What you will do ▸ Exactly as written, retype the listing below, omitting the pictures.

Working data ▸
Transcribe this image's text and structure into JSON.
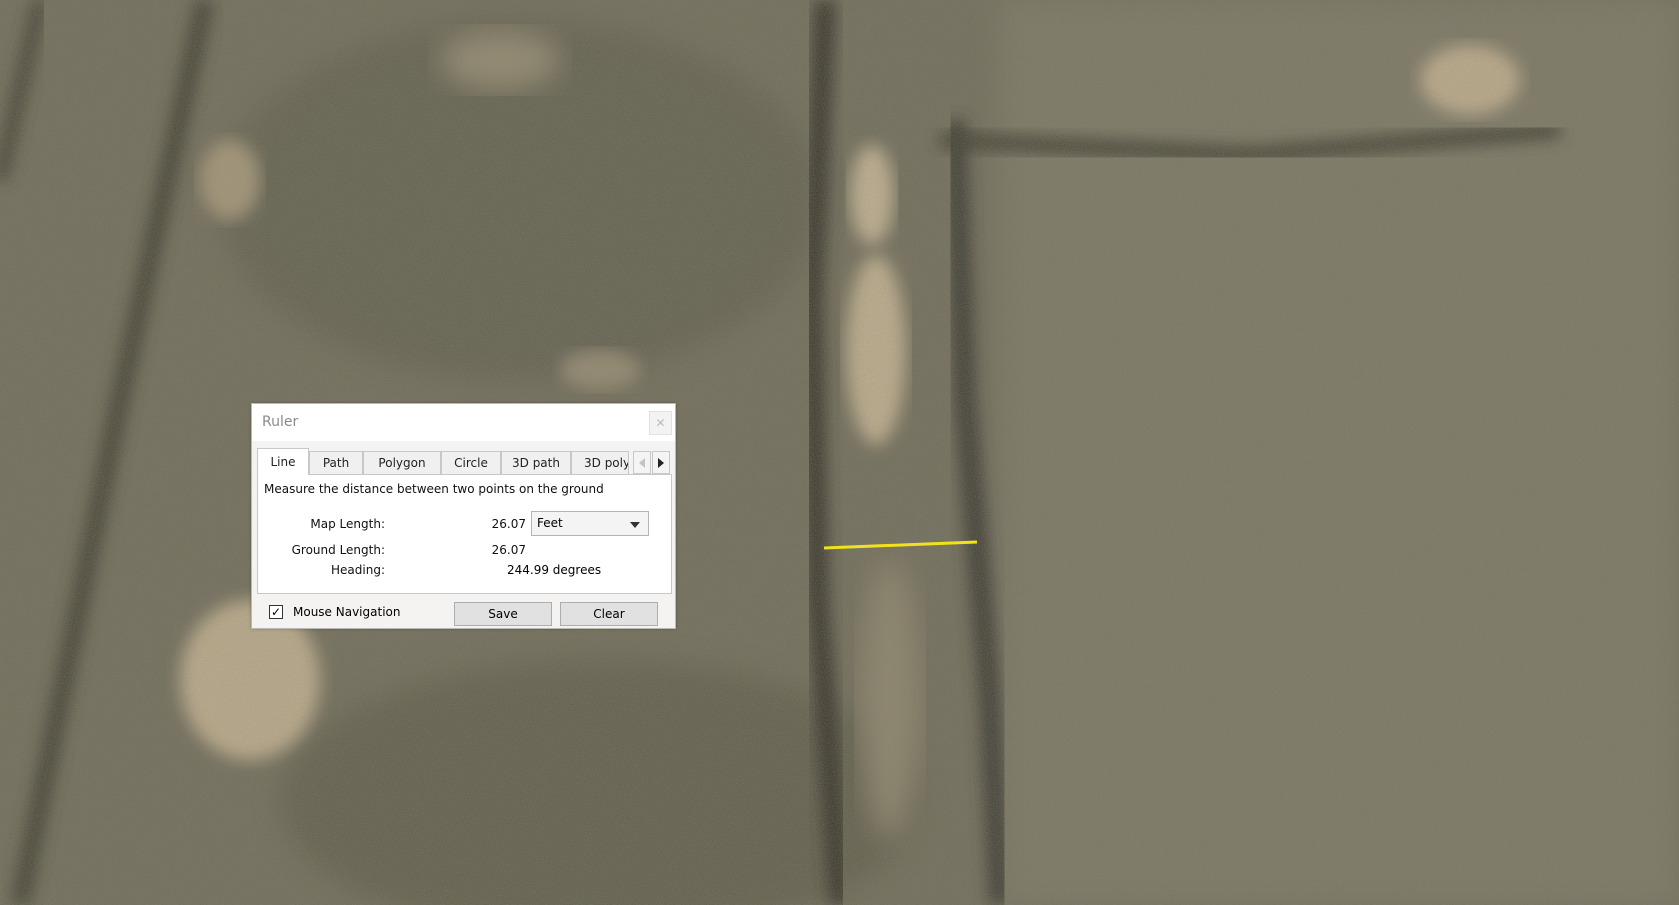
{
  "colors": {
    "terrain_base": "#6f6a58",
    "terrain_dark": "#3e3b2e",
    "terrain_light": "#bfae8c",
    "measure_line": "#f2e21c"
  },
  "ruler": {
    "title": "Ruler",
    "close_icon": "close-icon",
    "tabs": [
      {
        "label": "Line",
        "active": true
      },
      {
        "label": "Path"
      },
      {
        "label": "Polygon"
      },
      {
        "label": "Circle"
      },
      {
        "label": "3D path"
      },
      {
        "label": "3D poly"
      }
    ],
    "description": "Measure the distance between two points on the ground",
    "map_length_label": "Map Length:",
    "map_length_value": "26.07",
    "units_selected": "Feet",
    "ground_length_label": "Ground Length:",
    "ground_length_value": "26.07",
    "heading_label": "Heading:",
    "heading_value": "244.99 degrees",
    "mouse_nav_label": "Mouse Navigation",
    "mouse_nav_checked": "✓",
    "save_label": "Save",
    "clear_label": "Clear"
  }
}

Solution to the problem ▸
Transcribe this image's text and structure into JSON.
{
  "colors": {
    "terrain_base": "#6f6a58",
    "terrain_dark": "#3e3b2e",
    "terrain_light": "#bfae8c",
    "measure_line": "#f2e21c"
  },
  "ruler": {
    "title": "Ruler",
    "close_icon": "close-icon",
    "tabs": [
      {
        "label": "Line",
        "active": true
      },
      {
        "label": "Path"
      },
      {
        "label": "Polygon"
      },
      {
        "label": "Circle"
      },
      {
        "label": "3D path"
      },
      {
        "label": "3D poly"
      }
    ],
    "description": "Measure the distance between two points on the ground",
    "map_length_label": "Map Length:",
    "map_length_value": "26.07",
    "units_selected": "Feet",
    "ground_length_label": "Ground Length:",
    "ground_length_value": "26.07",
    "heading_label": "Heading:",
    "heading_value": "244.99 degrees",
    "mouse_nav_label": "Mouse Navigation",
    "mouse_nav_checked": "✓",
    "save_label": "Save",
    "clear_label": "Clear"
  }
}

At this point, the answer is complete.